**Text shown**
Explores Dark Places. You’re so used to digging around in the dark that you’ve adapted to it. This is a mix of relatively mundane and relatively less mundane abilities, varying from making you better at sneaking and physical exploration and finding stuff, to giving you darkvision, to letting you partially become a shadow. And I just like that mix of practicality and edginess, and I also like the idea of someone who was just so good and went out of their way to become so good at spelunking and exploring dark, inaccessible places that they sort of absorbed the darkness and got comfortable there. I wanna make a stinky mole-man jack or delve who hasn’t seen daylight in three years because they were too busy rooting around in ancient sewers.
Fuses Flesh and Steel. You’re just straight up a cyborg. One who can tinker with themselves to try and improve their form/abilities. Your initial artificial components might have been done to you, or you might have done them to yourself. And. Sometimes you just want to play the nano/wright scientist who tried to make themselves that bit more durable the old-fashioned, mad-science way?

**To-do list**
(A) In the text on character abilities, how long has the imagined mole-man character gone without seeing daylight?
(B) Repeat the stretch of the text on character abilities from "Explores Dark Places." through "in ancient sewers.".

**Items**
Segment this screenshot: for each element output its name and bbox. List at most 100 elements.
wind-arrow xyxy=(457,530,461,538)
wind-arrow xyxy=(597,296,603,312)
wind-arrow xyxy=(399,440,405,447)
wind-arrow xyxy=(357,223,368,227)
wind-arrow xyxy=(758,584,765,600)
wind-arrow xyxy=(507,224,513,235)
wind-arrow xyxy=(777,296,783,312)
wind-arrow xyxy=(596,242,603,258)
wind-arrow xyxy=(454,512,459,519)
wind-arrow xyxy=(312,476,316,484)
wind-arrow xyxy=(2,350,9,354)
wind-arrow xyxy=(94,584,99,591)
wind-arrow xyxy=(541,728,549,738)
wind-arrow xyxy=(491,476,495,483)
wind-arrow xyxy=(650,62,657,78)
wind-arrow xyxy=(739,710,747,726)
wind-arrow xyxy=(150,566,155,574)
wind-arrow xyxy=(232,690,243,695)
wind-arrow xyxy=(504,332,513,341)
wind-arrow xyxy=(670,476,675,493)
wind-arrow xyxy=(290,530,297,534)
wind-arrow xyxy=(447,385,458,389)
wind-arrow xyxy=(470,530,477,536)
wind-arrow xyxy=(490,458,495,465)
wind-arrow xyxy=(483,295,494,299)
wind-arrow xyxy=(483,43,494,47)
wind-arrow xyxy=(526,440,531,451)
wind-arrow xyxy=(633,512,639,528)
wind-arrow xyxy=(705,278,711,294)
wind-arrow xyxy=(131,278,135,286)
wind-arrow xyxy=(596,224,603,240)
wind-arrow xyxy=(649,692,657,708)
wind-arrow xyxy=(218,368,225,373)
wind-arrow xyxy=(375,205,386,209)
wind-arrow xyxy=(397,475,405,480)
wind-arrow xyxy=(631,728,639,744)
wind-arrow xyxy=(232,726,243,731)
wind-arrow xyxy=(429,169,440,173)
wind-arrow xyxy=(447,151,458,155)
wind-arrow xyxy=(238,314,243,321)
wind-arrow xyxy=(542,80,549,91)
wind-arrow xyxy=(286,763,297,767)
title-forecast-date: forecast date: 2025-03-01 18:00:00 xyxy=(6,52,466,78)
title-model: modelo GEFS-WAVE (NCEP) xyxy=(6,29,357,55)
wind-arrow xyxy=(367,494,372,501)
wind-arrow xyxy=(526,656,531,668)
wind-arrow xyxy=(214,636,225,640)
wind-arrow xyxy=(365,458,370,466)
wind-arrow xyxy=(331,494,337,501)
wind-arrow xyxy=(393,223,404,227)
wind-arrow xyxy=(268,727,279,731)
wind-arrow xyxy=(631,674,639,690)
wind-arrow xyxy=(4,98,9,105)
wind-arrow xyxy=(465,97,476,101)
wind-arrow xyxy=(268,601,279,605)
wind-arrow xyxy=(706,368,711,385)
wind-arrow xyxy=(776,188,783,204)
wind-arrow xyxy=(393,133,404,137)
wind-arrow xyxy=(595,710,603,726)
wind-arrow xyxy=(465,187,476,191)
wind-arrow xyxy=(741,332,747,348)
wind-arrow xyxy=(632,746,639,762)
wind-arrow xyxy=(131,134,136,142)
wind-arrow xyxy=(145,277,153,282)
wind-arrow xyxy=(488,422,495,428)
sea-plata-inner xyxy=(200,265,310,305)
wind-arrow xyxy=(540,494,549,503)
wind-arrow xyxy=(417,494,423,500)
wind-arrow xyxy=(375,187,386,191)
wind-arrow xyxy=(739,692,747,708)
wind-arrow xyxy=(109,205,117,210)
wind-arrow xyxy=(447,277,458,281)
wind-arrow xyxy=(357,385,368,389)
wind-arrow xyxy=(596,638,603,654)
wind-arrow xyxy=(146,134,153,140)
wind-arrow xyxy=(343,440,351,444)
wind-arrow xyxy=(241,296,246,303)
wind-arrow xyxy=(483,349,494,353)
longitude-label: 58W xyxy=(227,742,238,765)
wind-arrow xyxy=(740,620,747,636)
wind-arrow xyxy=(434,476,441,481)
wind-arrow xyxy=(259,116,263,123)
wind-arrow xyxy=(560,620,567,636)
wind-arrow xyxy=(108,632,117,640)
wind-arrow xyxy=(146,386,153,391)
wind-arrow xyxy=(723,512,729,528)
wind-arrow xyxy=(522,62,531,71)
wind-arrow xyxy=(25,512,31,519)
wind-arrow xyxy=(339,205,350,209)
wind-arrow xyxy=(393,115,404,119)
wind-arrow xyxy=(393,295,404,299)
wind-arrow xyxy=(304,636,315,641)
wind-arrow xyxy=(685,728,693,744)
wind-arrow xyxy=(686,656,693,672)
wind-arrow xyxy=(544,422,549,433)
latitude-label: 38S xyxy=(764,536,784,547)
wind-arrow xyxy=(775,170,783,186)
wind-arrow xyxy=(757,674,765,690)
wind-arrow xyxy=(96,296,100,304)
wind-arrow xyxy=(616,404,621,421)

**Solutions to the problems**
(A) Three years.

(B)
Explores Dark Places. You’re so used to digging around in the dark that you’ve adapted to it. This is a mix of relatively mundane and relatively less mundane abilities, varying from making you better at sneaking and physical exploration and finding stuff, to giving you darkvision, to letting you partially become a shadow. And I just like that mix of practicality and edginess, and I also like the idea of someone who was just so good and went out of their way to become so good at spelunking and exploring dark, inaccessible places that they sort of absorbed the darkness and got comfortable there. I wanna make a stinky mole-man jack or delve who hasn’t seen daylight in three years because they were too busy rooting around in ancient sewers.